> [DESCRIPTION OF THE TASK] Of the lines in the entries, how many hold the word "annotation"? Give that number alone.

> [TASK INPUT]
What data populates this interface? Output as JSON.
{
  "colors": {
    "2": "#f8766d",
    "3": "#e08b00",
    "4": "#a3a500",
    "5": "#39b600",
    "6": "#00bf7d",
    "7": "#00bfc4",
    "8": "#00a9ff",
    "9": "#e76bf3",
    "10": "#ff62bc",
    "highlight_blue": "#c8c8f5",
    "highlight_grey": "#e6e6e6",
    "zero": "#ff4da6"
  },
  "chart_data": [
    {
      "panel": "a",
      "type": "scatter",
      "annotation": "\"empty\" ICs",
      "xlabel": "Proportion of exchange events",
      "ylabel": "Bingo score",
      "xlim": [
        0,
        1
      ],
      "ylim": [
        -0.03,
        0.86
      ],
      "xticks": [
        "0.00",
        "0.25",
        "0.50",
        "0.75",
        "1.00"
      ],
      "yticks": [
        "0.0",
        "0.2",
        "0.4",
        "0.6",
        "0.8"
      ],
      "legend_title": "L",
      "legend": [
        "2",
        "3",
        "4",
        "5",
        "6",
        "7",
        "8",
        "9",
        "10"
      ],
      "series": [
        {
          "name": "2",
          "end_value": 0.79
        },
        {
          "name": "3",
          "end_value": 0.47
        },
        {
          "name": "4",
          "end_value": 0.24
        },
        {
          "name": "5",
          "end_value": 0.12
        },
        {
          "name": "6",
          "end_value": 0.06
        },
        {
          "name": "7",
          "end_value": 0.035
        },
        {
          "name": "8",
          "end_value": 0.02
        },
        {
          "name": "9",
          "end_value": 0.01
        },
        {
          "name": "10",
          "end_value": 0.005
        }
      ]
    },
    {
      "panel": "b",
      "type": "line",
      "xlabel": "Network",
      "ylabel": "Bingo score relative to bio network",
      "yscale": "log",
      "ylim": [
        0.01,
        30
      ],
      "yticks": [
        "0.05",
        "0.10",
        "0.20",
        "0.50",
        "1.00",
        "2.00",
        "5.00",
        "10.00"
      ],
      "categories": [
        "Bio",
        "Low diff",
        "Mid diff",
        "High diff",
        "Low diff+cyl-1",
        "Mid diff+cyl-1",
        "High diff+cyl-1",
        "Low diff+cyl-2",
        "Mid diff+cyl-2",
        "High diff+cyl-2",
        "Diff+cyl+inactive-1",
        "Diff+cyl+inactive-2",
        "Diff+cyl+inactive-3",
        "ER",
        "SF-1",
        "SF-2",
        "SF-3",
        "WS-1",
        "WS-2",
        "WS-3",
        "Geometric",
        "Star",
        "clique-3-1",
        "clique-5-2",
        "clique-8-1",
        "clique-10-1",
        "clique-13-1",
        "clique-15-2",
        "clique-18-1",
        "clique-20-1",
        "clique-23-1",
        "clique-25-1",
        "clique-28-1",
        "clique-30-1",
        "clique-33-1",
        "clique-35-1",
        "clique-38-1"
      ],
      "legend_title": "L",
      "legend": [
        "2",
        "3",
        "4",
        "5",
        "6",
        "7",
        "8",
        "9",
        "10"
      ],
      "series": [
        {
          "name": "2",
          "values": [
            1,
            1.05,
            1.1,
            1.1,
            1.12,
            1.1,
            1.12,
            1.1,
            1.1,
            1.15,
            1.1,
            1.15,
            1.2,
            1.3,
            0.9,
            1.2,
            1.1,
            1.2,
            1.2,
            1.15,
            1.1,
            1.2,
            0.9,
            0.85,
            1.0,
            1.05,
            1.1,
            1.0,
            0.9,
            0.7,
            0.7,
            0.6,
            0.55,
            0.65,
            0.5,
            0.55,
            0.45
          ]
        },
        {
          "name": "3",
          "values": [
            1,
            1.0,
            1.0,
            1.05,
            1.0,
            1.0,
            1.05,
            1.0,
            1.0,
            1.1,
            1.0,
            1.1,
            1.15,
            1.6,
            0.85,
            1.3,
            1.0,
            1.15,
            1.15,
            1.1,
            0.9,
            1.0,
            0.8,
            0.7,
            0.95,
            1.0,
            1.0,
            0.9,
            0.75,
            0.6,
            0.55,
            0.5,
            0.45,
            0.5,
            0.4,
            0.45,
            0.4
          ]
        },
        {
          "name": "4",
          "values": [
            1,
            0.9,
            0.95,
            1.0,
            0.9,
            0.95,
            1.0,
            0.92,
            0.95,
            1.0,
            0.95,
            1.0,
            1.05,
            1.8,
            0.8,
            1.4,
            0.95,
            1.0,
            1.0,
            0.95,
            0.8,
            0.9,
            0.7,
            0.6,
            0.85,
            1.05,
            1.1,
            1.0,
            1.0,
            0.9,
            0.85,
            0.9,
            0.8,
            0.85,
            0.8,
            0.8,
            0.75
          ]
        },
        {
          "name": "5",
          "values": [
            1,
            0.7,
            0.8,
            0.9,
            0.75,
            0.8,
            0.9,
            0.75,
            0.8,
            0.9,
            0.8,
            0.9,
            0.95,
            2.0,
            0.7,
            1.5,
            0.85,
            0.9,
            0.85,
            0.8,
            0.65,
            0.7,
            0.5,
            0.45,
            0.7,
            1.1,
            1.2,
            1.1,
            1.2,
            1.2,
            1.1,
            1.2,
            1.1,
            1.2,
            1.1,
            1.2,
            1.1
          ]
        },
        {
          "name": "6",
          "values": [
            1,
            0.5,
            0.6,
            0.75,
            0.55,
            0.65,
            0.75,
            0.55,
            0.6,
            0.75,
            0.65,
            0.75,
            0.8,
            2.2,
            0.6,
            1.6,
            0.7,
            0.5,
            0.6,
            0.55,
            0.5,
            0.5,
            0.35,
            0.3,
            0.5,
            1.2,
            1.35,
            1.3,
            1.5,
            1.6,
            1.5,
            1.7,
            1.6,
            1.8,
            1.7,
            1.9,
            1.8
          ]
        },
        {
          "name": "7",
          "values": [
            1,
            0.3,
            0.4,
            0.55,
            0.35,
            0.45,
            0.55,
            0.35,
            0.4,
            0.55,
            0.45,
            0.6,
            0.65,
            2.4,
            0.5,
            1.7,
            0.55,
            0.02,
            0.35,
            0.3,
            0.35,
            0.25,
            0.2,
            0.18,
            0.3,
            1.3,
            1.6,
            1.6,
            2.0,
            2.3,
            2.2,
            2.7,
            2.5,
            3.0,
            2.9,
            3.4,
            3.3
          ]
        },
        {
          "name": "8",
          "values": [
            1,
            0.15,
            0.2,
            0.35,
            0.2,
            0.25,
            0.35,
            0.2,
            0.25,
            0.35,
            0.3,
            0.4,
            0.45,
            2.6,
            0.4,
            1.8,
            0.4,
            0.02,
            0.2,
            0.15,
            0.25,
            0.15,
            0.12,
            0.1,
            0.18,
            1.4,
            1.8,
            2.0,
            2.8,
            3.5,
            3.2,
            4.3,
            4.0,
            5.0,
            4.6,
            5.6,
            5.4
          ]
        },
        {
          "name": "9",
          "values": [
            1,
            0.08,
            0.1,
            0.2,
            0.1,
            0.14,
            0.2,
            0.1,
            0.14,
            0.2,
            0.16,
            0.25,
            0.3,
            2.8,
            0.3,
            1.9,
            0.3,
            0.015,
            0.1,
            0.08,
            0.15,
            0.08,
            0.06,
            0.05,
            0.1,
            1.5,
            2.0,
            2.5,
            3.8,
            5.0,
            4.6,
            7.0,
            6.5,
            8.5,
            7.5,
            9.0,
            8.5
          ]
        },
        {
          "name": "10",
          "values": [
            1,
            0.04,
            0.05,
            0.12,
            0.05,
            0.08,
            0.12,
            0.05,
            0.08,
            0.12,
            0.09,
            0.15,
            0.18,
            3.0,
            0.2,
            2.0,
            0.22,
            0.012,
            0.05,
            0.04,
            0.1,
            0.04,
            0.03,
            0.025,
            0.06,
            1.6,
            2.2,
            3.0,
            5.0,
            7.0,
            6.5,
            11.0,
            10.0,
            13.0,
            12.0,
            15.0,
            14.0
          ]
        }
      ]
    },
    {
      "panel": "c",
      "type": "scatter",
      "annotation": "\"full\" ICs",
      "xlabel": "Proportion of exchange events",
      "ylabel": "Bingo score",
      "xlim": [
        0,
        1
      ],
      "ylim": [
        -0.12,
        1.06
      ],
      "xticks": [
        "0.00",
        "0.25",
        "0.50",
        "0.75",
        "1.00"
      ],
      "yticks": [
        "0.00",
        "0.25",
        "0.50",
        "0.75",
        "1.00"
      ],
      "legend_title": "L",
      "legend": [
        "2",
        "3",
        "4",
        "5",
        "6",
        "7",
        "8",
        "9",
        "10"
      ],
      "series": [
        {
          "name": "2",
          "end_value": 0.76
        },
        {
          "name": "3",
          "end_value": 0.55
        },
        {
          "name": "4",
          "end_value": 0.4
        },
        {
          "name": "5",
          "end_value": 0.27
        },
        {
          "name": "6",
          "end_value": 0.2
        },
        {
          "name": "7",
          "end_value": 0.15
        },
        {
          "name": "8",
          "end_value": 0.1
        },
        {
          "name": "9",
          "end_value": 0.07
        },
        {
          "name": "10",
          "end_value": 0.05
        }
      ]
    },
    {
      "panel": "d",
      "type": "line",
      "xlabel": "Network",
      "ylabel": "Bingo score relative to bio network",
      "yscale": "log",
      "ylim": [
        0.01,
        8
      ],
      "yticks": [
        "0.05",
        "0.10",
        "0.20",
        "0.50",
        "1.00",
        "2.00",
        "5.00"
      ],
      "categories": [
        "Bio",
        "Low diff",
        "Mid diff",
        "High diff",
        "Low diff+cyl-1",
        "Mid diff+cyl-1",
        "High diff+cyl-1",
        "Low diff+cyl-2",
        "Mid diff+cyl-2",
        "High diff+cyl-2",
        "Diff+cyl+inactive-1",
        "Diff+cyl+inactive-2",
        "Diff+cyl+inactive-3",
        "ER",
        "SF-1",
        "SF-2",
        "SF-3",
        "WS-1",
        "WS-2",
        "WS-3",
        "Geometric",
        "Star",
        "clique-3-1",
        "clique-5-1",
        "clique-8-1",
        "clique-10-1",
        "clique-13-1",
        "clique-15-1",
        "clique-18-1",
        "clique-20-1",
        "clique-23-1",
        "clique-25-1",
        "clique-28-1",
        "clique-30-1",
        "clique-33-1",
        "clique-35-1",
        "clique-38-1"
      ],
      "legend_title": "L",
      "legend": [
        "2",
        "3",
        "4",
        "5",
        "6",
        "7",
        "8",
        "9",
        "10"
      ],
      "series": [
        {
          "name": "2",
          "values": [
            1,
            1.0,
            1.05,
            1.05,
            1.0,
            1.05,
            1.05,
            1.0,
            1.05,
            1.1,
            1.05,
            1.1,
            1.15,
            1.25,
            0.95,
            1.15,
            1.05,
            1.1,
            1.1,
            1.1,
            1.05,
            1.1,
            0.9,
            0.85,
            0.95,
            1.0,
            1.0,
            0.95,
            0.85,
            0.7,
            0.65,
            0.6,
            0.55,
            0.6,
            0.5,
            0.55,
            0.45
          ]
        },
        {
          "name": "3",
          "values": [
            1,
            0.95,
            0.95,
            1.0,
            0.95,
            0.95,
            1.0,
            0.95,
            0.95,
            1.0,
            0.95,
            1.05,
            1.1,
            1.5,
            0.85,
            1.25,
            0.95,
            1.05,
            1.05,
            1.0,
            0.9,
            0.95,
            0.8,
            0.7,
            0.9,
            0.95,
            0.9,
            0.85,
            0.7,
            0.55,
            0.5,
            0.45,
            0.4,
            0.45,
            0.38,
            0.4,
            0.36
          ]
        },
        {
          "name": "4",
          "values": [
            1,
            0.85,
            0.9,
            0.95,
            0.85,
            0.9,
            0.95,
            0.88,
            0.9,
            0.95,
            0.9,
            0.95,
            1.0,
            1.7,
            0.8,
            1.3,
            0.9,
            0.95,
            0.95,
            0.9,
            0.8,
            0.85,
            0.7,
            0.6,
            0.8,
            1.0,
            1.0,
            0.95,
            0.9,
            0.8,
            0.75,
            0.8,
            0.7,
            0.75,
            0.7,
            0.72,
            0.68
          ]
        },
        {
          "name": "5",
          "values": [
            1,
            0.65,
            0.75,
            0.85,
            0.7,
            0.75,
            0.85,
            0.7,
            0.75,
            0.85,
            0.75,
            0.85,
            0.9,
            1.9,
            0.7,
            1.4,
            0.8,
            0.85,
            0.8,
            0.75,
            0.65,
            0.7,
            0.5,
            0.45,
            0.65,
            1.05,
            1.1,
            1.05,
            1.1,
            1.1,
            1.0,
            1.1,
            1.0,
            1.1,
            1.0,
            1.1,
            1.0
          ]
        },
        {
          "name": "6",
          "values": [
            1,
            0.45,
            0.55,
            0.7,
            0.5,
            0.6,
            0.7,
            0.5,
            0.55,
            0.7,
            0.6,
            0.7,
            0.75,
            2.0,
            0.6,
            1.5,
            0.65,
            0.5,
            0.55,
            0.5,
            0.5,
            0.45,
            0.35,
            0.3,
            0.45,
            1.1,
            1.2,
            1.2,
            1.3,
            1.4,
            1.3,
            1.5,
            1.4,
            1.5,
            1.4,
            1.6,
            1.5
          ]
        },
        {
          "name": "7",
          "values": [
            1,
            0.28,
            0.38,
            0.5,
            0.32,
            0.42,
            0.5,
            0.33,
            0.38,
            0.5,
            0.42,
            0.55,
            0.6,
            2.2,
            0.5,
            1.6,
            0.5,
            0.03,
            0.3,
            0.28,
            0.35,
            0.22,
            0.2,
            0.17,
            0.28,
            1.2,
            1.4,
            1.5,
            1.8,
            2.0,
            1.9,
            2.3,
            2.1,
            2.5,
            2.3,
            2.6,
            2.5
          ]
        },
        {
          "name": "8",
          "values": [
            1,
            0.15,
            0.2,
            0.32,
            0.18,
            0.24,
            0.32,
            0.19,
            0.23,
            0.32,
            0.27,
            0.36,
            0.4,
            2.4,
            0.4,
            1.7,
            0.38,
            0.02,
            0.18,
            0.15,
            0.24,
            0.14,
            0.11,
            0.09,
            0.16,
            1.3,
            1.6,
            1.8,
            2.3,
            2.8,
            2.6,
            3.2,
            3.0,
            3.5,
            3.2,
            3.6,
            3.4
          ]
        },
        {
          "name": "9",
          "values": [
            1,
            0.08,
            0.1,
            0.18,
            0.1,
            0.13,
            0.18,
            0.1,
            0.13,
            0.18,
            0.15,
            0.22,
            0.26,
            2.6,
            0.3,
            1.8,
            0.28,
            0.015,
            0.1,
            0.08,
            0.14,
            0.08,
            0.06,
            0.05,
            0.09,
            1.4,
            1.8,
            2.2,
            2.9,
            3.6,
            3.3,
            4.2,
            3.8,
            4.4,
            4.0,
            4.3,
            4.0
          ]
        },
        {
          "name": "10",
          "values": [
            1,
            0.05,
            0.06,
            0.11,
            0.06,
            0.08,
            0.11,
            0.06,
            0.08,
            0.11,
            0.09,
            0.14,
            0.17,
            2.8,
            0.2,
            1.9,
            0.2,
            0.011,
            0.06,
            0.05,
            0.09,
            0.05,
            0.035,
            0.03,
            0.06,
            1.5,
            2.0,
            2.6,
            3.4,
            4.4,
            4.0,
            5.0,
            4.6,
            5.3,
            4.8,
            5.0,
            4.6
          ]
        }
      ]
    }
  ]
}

> [ANSWER TO THIS EXERCISE] 2